■ **Figure collection entries**
◇ ◇ ◇ ◇
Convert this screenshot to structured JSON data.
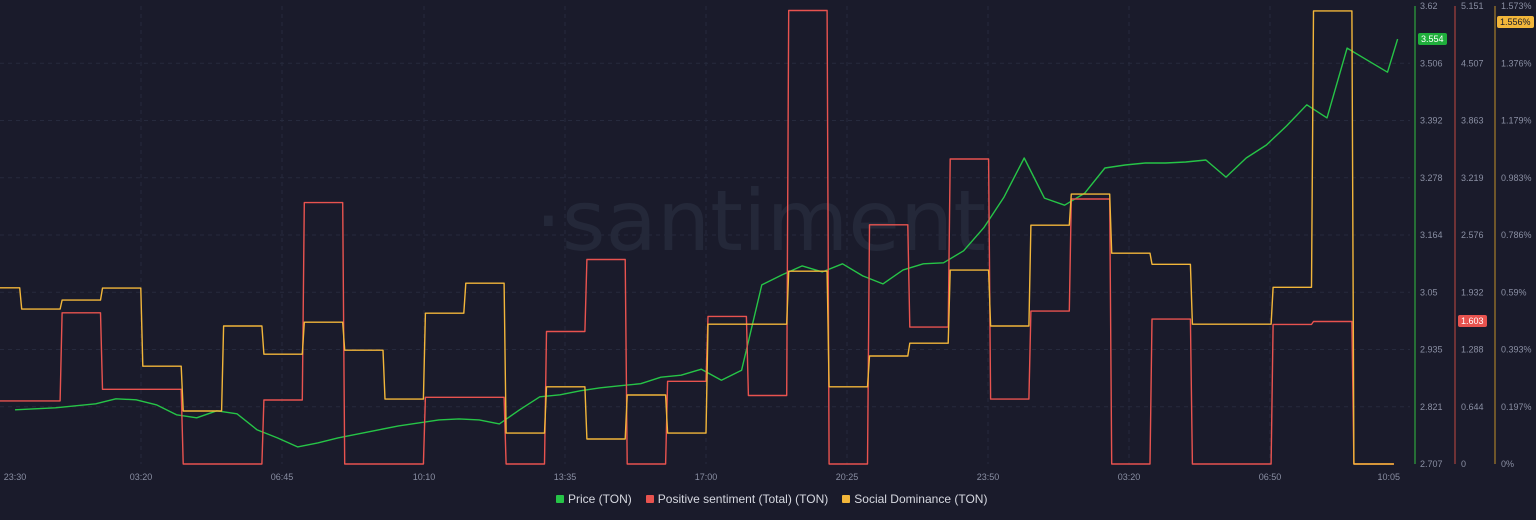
{
  "chart_data": {
    "type": "line",
    "watermark": "·santiment",
    "colors": {
      "price": "#26c447",
      "sentiment": "#e8534f",
      "dominance": "#f2b63a",
      "background": "#1a1b2b"
    },
    "x_ticks": [
      "23:30",
      "03:20",
      "06:45",
      "10:10",
      "13:35",
      "17:00",
      "20:25",
      "23:50",
      "03:20",
      "06:50",
      "10:05"
    ],
    "axes": {
      "price": {
        "ticks": [
          "3.62",
          "3.506",
          "3.392",
          "3.278",
          "3.164",
          "3.05",
          "2.935",
          "2.821",
          "2.707"
        ],
        "ylim": [
          2.707,
          3.62
        ]
      },
      "sentiment": {
        "ticks": [
          "5.151",
          "4.507",
          "3.863",
          "3.219",
          "2.576",
          "1.932",
          "1.288",
          "0.644",
          "0"
        ],
        "ylim": [
          0,
          5.151
        ]
      },
      "dominance": {
        "ticks": [
          "1.573%",
          "1.376%",
          "1.179%",
          "0.983%",
          "0.786%",
          "0.59%",
          "0.393%",
          "0.197%",
          "0%"
        ],
        "ylim": [
          0,
          1.573
        ]
      }
    },
    "grid": true,
    "legend_placement": "bottom-center",
    "series": [
      {
        "name": "Price (TON)",
        "key": "price",
        "style": "line",
        "last_value": "3.554",
        "points": [
          [
            "23:30",
            2.815
          ],
          [
            "00:00",
            2.817
          ],
          [
            "00:30",
            2.819
          ],
          [
            "01:00",
            2.823
          ],
          [
            "01:30",
            2.827
          ],
          [
            "02:00",
            2.837
          ],
          [
            "02:30",
            2.835
          ],
          [
            "03:00",
            2.825
          ],
          [
            "03:30",
            2.805
          ],
          [
            "04:00",
            2.799
          ],
          [
            "04:30",
            2.813
          ],
          [
            "05:00",
            2.807
          ],
          [
            "05:30",
            2.775
          ],
          [
            "06:00",
            2.759
          ],
          [
            "06:30",
            2.741
          ],
          [
            "07:00",
            2.749
          ],
          [
            "07:30",
            2.759
          ],
          [
            "08:00",
            2.767
          ],
          [
            "08:30",
            2.775
          ],
          [
            "09:00",
            2.783
          ],
          [
            "09:30",
            2.789
          ],
          [
            "10:00",
            2.795
          ],
          [
            "10:30",
            2.797
          ],
          [
            "11:00",
            2.795
          ],
          [
            "11:30",
            2.787
          ],
          [
            "12:00",
            2.815
          ],
          [
            "12:30",
            2.841
          ],
          [
            "13:00",
            2.845
          ],
          [
            "13:30",
            2.853
          ],
          [
            "14:00",
            2.859
          ],
          [
            "14:30",
            2.863
          ],
          [
            "15:00",
            2.867
          ],
          [
            "15:30",
            2.88
          ],
          [
            "16:00",
            2.884
          ],
          [
            "16:30",
            2.896
          ],
          [
            "17:00",
            2.874
          ],
          [
            "17:30",
            2.894
          ],
          [
            "18:00",
            3.064
          ],
          [
            "18:30",
            3.084
          ],
          [
            "19:00",
            3.102
          ],
          [
            "19:30",
            3.09
          ],
          [
            "20:00",
            3.106
          ],
          [
            "20:30",
            3.082
          ],
          [
            "21:00",
            3.066
          ],
          [
            "21:30",
            3.094
          ],
          [
            "22:00",
            3.106
          ],
          [
            "22:30",
            3.108
          ],
          [
            "23:00",
            3.132
          ],
          [
            "23:30",
            3.178
          ],
          [
            "00:00",
            3.239
          ],
          [
            "00:30",
            3.317
          ],
          [
            "01:00",
            3.237
          ],
          [
            "01:30",
            3.223
          ],
          [
            "02:00",
            3.247
          ],
          [
            "02:30",
            3.297
          ],
          [
            "03:00",
            3.303
          ],
          [
            "03:30",
            3.307
          ],
          [
            "04:00",
            3.307
          ],
          [
            "04:30",
            3.309
          ],
          [
            "05:00",
            3.313
          ],
          [
            "05:30",
            3.279
          ],
          [
            "06:00",
            3.317
          ],
          [
            "06:30",
            3.343
          ],
          [
            "07:00",
            3.381
          ],
          [
            "07:30",
            3.423
          ],
          [
            "08:00",
            3.397
          ],
          [
            "08:30",
            3.536
          ],
          [
            "09:00",
            3.512
          ],
          [
            "09:30",
            3.488
          ],
          [
            "09:45",
            3.554
          ]
        ]
      },
      {
        "name": "Positive sentiment (Total) (TON)",
        "key": "sentiment",
        "style": "step",
        "last_value": "1.603",
        "points": [
          [
            "22:40",
            0.71
          ],
          [
            "23:40",
            0.71
          ],
          [
            "00:40",
            1.7
          ],
          [
            "01:40",
            0.84
          ],
          [
            "02:40",
            0.84
          ],
          [
            "03:40",
            0
          ],
          [
            "04:40",
            0
          ],
          [
            "05:40",
            0.72
          ],
          [
            "06:40",
            2.94
          ],
          [
            "07:40",
            0
          ],
          [
            "08:40",
            0
          ],
          [
            "09:40",
            0.75
          ],
          [
            "10:40",
            0.75
          ],
          [
            "11:40",
            0
          ],
          [
            "12:40",
            1.49
          ],
          [
            "13:40",
            2.3
          ],
          [
            "14:40",
            0
          ],
          [
            "15:40",
            0.93
          ],
          [
            "16:40",
            1.66
          ],
          [
            "17:40",
            0.77
          ],
          [
            "18:40",
            5.1
          ],
          [
            "19:40",
            0
          ],
          [
            "20:40",
            2.69
          ],
          [
            "21:40",
            1.54
          ],
          [
            "22:40",
            3.43
          ],
          [
            "23:40",
            0.73
          ],
          [
            "00:40",
            1.72
          ],
          [
            "01:40",
            2.98
          ],
          [
            "02:40",
            0
          ],
          [
            "03:40",
            1.63
          ],
          [
            "04:40",
            0
          ],
          [
            "05:40",
            0
          ],
          [
            "06:40",
            1.57
          ],
          [
            "07:40",
            1.603
          ],
          [
            "08:40",
            0
          ]
        ]
      },
      {
        "name": "Social Dominance (TON)",
        "key": "dominance",
        "style": "step",
        "last_value": "1.556%",
        "points": [
          [
            "22:40",
            0.605
          ],
          [
            "23:40",
            0.532
          ],
          [
            "00:40",
            0.563
          ],
          [
            "01:40",
            0.604
          ],
          [
            "02:40",
            0.336
          ],
          [
            "03:40",
            0.182
          ],
          [
            "04:40",
            0.474
          ],
          [
            "05:40",
            0.377
          ],
          [
            "06:40",
            0.487
          ],
          [
            "07:40",
            0.391
          ],
          [
            "08:40",
            0.223
          ],
          [
            "09:40",
            0.518
          ],
          [
            "10:40",
            0.621
          ],
          [
            "11:40",
            0.106
          ],
          [
            "12:40",
            0.265
          ],
          [
            "13:40",
            0.086
          ],
          [
            "14:40",
            0.237
          ],
          [
            "15:40",
            0.106
          ],
          [
            "16:40",
            0.48
          ],
          [
            "17:40",
            0.48
          ],
          [
            "18:40",
            0.662
          ],
          [
            "19:40",
            0.265
          ],
          [
            "20:40",
            0.371
          ],
          [
            "21:40",
            0.415
          ],
          [
            "22:40",
            0.666
          ],
          [
            "23:40",
            0.474
          ],
          [
            "00:40",
            0.82
          ],
          [
            "01:40",
            0.927
          ],
          [
            "02:40",
            0.724
          ],
          [
            "03:40",
            0.686
          ],
          [
            "04:40",
            0.48
          ],
          [
            "05:40",
            0.48
          ],
          [
            "06:40",
            0.607
          ],
          [
            "07:40",
            1.556
          ],
          [
            "08:40",
            0
          ]
        ]
      }
    ]
  }
}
◇ ◇ ◇ ◇
■ **THE EXERCISE**
Read the entries and select each line where the word "name" is found.

■ **COMPLETE ANSWER**
        "name": "Price (TON)",
        "name": "Positive sentiment (Total) (TON)",
        "name": "Social Dominance (TON)",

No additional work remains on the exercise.